◆ Directive
Each line below is to be written out in full, exactly as shown.

Extracted records
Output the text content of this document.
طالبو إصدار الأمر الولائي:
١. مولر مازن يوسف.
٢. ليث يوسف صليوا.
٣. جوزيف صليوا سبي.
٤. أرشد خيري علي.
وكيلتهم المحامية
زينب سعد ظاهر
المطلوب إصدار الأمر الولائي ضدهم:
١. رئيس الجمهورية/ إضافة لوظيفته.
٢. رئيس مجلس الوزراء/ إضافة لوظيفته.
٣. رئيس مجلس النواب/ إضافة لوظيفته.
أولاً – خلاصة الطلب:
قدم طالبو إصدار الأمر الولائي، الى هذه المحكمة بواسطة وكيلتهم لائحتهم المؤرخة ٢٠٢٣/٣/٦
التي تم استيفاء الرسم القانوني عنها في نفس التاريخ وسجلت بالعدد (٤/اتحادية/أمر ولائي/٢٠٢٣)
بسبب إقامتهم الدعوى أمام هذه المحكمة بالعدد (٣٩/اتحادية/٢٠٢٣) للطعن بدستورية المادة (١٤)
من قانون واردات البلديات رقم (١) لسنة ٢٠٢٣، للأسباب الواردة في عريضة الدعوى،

◆ Exercise answer
Output the text content of this document.
طالبو إصدار الأمر الولائي:
١. مولر مازن يوسف.
٢. ليث يوسف صليوا.
٣. جوزيف صليوا سبي.
٤. أرشد خيري علي.
وكيلتهم المحامية
زينب سعد ظاهر
المطلوب إصدار الأمر الولائي ضدهم:
١. رئيس الجمهورية/ إضافة لوظيفته.
٢. رئيس مجلس الوزراء/ إضافة لوظيفته.
٣. رئيس مجلس النواب/ إضافة لوظيفته.
أولاً – خلاصة الطلب:
قدم طالبو إصدار الأمر الولائي، الى هذه المحكمة بواسطة وكيلتهم لائحتهم المؤرخة ٢٠٢٣/٣/٦
التي تم استيفاء الرسم القانوني عنها في نفس التاريخ وسجلت بالعدد (٤/اتحادية/أمر ولائي/٢٠٢٣)
بسبب إقامتهم الدعوى أمام هذه المحكمة بالعدد (٣٩/اتحادية/٢٠٢٣) للطعن بدستورية المادة (١٤)
من قانون واردات البلديات رقم (١) لسنة ٢٠٢٣، للأسباب الواردة في عريضة الدعوى،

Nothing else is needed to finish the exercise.